Collect each line of the entries that holds the string "sepatu".

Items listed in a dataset
○ ○ ○ ○ ○ ○ ○

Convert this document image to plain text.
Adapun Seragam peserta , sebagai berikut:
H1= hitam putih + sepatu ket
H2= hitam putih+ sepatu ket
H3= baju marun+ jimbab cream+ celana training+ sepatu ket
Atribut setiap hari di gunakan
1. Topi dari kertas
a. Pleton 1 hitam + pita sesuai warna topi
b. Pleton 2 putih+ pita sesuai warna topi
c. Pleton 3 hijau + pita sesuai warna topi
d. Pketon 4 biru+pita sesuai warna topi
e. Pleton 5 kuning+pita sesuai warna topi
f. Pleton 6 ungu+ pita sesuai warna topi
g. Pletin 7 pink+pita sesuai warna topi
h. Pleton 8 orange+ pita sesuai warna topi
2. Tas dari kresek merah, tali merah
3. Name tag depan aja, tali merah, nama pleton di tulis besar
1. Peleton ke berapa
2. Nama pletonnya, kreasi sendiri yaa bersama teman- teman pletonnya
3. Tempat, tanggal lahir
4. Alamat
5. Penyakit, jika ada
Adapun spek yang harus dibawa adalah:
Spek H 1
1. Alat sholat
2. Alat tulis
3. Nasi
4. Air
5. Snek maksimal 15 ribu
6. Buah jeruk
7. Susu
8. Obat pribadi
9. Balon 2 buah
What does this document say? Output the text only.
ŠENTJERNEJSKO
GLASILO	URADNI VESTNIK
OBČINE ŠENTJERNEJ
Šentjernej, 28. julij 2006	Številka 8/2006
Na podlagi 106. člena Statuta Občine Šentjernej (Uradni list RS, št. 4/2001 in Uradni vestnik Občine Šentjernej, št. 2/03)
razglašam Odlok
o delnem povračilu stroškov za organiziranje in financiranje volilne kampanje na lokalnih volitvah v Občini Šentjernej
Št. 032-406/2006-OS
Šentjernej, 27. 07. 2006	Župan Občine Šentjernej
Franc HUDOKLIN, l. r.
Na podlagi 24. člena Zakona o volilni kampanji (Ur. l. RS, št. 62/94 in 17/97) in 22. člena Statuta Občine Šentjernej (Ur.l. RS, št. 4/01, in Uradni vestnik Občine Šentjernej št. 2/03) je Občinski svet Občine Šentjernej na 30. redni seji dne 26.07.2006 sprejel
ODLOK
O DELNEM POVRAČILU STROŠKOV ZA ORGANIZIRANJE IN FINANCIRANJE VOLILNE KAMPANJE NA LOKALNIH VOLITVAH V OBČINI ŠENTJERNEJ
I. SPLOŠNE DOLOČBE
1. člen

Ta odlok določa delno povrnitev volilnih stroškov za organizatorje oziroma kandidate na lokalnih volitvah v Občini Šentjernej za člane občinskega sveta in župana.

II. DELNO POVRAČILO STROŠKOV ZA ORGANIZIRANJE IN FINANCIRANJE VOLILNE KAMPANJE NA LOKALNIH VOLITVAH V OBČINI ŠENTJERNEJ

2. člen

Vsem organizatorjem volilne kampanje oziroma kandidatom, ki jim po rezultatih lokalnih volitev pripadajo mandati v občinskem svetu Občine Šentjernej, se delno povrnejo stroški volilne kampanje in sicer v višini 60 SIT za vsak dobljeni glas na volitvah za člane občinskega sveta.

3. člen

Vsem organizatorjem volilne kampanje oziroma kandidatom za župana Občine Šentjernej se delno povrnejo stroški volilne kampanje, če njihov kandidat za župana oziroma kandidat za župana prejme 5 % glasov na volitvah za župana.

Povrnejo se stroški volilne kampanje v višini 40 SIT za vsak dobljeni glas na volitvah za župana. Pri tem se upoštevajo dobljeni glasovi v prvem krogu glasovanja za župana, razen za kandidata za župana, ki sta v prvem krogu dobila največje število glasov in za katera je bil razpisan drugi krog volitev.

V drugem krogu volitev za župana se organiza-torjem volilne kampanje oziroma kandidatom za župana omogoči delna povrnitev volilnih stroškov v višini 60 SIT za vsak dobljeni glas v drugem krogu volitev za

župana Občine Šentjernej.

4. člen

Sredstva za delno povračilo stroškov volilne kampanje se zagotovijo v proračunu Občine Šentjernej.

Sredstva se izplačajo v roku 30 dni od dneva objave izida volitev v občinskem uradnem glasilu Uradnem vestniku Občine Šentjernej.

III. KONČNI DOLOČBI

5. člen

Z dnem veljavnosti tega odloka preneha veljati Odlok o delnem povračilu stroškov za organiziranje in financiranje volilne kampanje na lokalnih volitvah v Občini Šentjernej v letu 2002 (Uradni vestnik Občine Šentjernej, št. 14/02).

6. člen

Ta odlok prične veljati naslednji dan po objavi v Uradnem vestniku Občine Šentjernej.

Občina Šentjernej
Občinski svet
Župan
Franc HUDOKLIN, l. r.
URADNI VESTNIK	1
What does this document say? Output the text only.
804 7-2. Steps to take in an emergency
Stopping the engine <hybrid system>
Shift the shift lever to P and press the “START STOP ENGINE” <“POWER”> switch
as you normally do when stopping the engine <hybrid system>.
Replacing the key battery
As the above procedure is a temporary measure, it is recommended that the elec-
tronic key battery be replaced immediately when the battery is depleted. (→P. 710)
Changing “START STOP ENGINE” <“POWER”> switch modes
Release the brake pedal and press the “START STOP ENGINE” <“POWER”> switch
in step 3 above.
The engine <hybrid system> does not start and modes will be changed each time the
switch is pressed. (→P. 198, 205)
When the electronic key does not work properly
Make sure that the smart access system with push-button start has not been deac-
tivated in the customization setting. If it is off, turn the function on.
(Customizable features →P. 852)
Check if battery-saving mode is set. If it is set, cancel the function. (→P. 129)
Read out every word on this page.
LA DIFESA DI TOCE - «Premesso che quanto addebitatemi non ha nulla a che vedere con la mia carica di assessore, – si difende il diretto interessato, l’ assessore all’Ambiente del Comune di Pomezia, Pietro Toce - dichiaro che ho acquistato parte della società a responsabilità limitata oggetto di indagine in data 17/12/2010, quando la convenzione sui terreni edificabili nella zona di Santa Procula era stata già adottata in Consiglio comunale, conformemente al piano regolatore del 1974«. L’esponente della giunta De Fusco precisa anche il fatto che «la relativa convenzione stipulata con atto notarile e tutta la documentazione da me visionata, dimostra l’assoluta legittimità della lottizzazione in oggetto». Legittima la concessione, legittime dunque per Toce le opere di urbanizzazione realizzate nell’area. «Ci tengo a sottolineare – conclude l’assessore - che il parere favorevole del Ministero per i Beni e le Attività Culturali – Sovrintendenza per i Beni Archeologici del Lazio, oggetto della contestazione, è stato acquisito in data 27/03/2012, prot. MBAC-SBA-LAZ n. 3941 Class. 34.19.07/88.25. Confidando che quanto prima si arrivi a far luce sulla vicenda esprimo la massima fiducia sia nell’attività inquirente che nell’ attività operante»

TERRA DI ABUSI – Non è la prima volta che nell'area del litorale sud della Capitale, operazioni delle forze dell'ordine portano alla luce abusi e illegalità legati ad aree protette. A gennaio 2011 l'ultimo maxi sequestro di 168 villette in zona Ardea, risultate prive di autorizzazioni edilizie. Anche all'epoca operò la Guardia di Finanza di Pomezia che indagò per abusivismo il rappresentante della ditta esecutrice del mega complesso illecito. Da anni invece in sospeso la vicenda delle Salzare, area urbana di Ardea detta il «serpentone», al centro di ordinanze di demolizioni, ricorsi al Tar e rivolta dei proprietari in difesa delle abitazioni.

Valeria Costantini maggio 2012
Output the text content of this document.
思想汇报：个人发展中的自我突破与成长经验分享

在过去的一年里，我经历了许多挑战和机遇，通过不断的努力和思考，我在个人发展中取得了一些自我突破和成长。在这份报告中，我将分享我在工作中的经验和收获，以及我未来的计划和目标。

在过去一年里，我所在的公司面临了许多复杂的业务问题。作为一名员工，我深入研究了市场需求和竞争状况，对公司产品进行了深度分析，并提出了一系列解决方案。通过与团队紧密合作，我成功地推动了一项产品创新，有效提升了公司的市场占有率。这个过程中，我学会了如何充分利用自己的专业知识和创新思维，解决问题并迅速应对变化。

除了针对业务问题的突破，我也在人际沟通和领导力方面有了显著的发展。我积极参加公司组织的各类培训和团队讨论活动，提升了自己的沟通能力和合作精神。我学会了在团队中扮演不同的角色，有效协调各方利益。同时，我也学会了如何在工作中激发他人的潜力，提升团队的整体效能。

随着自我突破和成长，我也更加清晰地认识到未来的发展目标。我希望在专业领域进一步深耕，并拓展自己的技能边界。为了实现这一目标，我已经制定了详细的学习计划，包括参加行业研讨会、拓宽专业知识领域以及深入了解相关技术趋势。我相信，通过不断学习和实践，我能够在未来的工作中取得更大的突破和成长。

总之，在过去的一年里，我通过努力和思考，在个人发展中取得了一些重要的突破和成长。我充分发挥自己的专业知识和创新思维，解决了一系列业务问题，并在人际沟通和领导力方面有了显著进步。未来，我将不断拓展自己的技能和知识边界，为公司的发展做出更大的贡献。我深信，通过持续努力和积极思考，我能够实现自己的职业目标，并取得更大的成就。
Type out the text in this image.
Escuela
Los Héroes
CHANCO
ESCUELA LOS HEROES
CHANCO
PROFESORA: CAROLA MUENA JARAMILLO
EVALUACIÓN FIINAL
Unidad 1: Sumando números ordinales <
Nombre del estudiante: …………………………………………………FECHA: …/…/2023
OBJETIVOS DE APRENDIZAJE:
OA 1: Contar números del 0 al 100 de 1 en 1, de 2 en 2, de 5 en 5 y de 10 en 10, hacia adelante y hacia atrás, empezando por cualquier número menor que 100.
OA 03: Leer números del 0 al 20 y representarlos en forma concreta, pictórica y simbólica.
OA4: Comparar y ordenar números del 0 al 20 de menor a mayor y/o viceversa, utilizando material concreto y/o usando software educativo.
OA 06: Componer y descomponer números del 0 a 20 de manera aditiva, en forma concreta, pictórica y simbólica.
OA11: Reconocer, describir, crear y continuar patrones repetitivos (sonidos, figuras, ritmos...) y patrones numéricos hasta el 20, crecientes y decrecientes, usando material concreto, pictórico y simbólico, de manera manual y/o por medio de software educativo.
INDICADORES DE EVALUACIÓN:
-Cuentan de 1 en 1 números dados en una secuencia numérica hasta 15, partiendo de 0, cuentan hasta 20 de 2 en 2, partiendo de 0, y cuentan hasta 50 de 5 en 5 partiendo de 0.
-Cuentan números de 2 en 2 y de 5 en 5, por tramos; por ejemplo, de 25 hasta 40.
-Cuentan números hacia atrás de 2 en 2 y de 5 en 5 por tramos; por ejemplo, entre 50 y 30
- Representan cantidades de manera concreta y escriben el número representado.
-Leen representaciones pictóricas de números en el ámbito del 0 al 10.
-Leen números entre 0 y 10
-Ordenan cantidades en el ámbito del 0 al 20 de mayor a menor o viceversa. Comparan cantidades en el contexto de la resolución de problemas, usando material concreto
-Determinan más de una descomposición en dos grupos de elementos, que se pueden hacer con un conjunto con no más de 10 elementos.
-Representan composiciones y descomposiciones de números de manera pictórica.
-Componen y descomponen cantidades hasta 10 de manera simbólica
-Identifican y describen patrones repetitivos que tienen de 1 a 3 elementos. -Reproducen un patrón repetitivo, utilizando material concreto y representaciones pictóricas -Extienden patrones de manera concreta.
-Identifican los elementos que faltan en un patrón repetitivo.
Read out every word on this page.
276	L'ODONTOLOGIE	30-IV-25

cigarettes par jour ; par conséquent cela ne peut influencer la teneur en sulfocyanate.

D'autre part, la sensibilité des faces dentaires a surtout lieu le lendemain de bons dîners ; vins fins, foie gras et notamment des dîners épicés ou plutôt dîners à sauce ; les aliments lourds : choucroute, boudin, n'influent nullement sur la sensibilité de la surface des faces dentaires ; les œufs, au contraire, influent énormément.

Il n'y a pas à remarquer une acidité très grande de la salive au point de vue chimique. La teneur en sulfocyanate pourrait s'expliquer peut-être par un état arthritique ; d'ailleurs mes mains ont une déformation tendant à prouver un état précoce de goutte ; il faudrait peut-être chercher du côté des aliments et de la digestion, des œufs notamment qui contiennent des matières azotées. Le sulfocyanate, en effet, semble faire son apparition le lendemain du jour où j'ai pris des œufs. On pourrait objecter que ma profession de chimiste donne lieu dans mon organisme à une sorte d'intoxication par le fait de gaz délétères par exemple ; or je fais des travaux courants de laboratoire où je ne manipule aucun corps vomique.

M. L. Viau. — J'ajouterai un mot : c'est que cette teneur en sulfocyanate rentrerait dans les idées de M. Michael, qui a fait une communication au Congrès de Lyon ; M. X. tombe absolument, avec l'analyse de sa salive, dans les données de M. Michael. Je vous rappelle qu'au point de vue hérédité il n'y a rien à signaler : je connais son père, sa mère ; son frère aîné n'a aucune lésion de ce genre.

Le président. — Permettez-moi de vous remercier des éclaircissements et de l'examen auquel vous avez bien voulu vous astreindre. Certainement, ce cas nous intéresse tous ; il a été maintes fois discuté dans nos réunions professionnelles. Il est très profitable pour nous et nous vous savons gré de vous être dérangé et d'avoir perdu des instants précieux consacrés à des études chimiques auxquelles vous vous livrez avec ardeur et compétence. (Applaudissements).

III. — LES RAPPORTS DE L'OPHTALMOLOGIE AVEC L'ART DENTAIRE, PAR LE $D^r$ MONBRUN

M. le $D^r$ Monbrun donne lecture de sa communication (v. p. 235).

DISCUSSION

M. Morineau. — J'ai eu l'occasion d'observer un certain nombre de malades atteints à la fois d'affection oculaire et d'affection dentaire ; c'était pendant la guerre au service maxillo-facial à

○ ○ ○ ○ ○ ○ ○

Response to this exercise
H1= hitam putih + sepatu ket
H2= hitam putih+ sepatu ket
H3= baju marun+ jimbab cream+ celana training+ sepatu ket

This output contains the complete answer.